## begin Given records

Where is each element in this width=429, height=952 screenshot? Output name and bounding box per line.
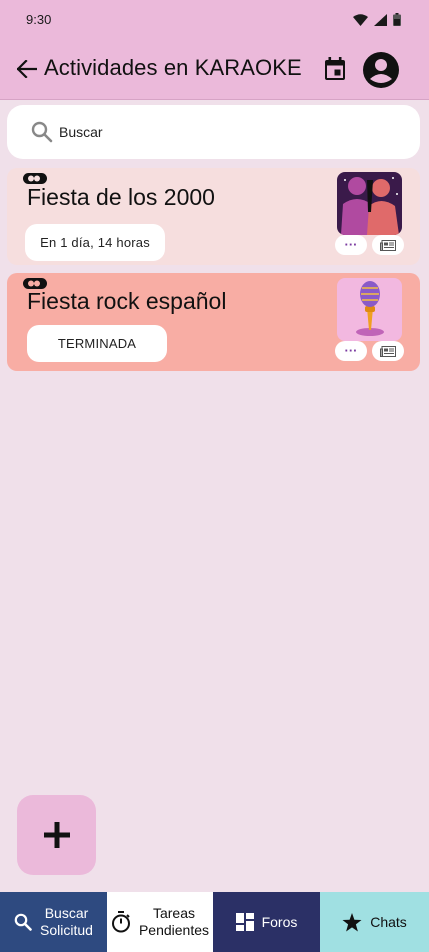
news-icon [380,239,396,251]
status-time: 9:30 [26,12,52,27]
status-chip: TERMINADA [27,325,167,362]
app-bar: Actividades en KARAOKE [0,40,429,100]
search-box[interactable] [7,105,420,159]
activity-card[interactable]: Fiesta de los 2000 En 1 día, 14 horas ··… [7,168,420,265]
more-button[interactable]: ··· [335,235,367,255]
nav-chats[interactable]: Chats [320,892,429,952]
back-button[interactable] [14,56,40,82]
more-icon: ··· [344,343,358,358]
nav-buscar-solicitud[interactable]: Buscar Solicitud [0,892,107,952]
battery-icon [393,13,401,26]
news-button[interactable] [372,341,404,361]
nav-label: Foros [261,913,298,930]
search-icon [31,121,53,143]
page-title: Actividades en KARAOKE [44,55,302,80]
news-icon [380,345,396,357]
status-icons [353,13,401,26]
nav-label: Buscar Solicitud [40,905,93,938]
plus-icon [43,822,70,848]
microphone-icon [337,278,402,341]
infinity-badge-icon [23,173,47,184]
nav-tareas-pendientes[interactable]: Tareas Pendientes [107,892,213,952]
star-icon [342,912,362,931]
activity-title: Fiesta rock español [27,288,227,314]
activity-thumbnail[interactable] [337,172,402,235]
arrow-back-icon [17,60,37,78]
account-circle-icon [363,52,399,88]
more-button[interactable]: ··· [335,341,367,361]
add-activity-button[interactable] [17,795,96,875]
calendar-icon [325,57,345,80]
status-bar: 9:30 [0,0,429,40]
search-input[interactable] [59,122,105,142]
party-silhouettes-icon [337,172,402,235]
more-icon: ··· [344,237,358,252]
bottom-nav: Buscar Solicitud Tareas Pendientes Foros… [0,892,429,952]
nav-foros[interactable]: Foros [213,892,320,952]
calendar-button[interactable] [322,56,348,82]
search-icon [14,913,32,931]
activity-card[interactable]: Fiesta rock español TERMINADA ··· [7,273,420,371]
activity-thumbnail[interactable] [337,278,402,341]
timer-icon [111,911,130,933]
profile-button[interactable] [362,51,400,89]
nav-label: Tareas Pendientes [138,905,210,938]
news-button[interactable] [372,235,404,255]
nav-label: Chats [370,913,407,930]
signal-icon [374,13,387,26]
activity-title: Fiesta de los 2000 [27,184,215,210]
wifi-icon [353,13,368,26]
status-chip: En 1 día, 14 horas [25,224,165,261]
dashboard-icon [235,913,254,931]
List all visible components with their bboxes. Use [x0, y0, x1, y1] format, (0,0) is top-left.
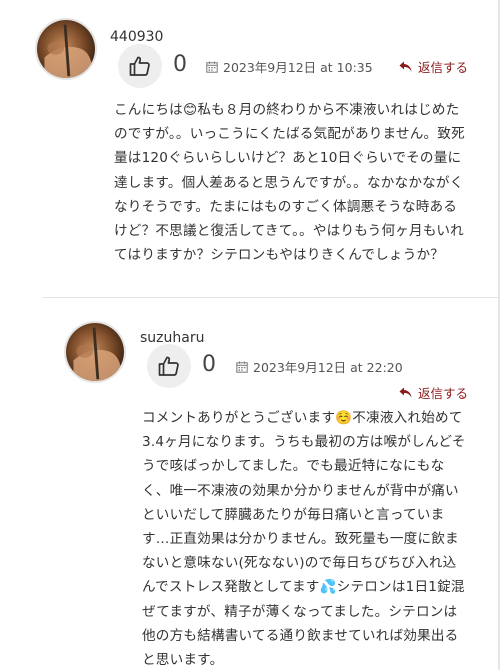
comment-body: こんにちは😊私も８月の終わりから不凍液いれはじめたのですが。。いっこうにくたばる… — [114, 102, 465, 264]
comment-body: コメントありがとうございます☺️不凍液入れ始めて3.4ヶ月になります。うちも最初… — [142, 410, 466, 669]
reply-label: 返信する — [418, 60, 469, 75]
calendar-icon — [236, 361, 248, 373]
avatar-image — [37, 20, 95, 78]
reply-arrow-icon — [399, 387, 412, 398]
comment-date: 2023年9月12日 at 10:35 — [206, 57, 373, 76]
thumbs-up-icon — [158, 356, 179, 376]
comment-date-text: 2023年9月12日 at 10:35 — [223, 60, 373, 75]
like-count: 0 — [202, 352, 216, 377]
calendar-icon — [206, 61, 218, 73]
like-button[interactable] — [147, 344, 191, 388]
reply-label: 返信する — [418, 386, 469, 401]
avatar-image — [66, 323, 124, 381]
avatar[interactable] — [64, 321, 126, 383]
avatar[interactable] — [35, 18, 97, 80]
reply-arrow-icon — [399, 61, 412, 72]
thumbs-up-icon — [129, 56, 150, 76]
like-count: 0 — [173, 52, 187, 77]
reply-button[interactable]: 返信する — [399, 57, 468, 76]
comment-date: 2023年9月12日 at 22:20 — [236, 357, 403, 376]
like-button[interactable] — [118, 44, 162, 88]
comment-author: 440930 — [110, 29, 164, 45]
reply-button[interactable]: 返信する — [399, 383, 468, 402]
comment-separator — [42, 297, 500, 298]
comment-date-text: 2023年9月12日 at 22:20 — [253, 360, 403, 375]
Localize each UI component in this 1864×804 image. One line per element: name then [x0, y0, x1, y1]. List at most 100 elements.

## end Given records

Could you give all of the data above again with "screenshot" changed to "image" and everything else kept the same? Leave out the pictures.

Where is each element in this width=429, height=952 image? Output name and bounding box per line.
news-icon [380,239,396,251]
status-time: 9:30 [26,12,52,27]
status-chip: TERMINADA [27,325,167,362]
app-bar: Actividades en KARAOKE [0,40,429,100]
search-box[interactable] [7,105,420,159]
activity-card[interactable]: Fiesta de los 2000 En 1 día, 14 horas ··… [7,168,420,265]
more-button[interactable]: ··· [335,235,367,255]
nav-chats[interactable]: Chats [320,892,429,952]
back-button[interactable] [14,56,40,82]
more-icon: ··· [344,343,358,358]
nav-buscar-solicitud[interactable]: Buscar Solicitud [0,892,107,952]
battery-icon [393,13,401,26]
news-button[interactable] [372,341,404,361]
nav-label: Foros [261,913,298,930]
search-icon [31,121,53,143]
page-title: Actividades en KARAOKE [44,55,302,80]
news-icon [380,345,396,357]
status-icons [353,13,401,26]
nav-label: Buscar Solicitud [40,905,93,938]
plus-icon [43,822,70,848]
microphone-icon [337,278,402,341]
infinity-badge-icon [23,173,47,184]
nav-tareas-pendientes[interactable]: Tareas Pendientes [107,892,213,952]
star-icon [342,912,362,931]
activity-title: Fiesta rock español [27,288,227,314]
activity-thumbnail[interactable] [337,172,402,235]
arrow-back-icon [17,60,37,78]
account-circle-icon [363,52,399,88]
more-button[interactable]: ··· [335,341,367,361]
add-activity-button[interactable] [17,795,96,875]
calendar-icon [325,57,345,80]
status-bar: 9:30 [0,0,429,40]
search-input[interactable] [59,122,105,142]
party-silhouettes-icon [337,172,402,235]
more-icon: ··· [344,237,358,252]
bottom-nav: Buscar Solicitud Tareas Pendientes Foros… [0,892,429,952]
nav-foros[interactable]: Foros [213,892,320,952]
calendar-button[interactable] [322,56,348,82]
search-icon [14,913,32,931]
activity-card[interactable]: Fiesta rock español TERMINADA ··· [7,273,420,371]
activity-thumbnail[interactable] [337,278,402,341]
timer-icon [111,911,130,933]
profile-button[interactable] [362,51,400,89]
nav-label: Tareas Pendientes [138,905,210,938]
news-button[interactable] [372,235,404,255]
nav-label: Chats [370,913,407,930]
signal-icon [374,13,387,26]
activity-title: Fiesta de los 2000 [27,184,215,210]
wifi-icon [353,13,368,26]
status-chip: En 1 día, 14 horas [25,224,165,261]
dashboard-icon [235,913,254,931]
List all visible components with their bboxes. Use [x0, y0, x1, y1] format, (0,0) is top-left.
comment-body: こんにちは😊私も８月の終わりから不凍液いれはじめたのですが。。いっこうにくたばる… — [114, 102, 465, 264]
comment-body: コメントありがとうございます☺️不凍液入れ始めて3.4ヶ月になります。うちも最初… — [142, 410, 466, 669]
reply-label: 返信する — [418, 60, 469, 75]
calendar-icon — [236, 361, 248, 373]
avatar-image — [37, 20, 95, 78]
reply-arrow-icon — [399, 387, 412, 398]
comment-date: 2023年9月12日 at 10:35 — [206, 57, 373, 76]
thumbs-up-icon — [158, 356, 179, 376]
comment-date-text: 2023年9月12日 at 10:35 — [223, 60, 373, 75]
like-count: 0 — [202, 352, 216, 377]
calendar-icon — [206, 61, 218, 73]
like-button[interactable] — [147, 344, 191, 388]
reply-label: 返信する — [418, 386, 469, 401]
avatar-image — [66, 323, 124, 381]
avatar[interactable] — [64, 321, 126, 383]
avatar[interactable] — [35, 18, 97, 80]
reply-arrow-icon — [399, 61, 412, 72]
thumbs-up-icon — [129, 56, 150, 76]
like-count: 0 — [173, 52, 187, 77]
reply-button[interactable]: 返信する — [399, 57, 468, 76]
comment-date: 2023年9月12日 at 22:20 — [236, 357, 403, 376]
like-button[interactable] — [118, 44, 162, 88]
comment-author: 440930 — [110, 29, 164, 45]
reply-button[interactable]: 返信する — [399, 383, 468, 402]
comment-separator — [42, 297, 500, 298]
comment-date-text: 2023年9月12日 at 22:20 — [253, 360, 403, 375]
Localize each UI component in this 1864×804 image. One line per element: name then [x0, y0, x1, y1]. List at most 100 elements.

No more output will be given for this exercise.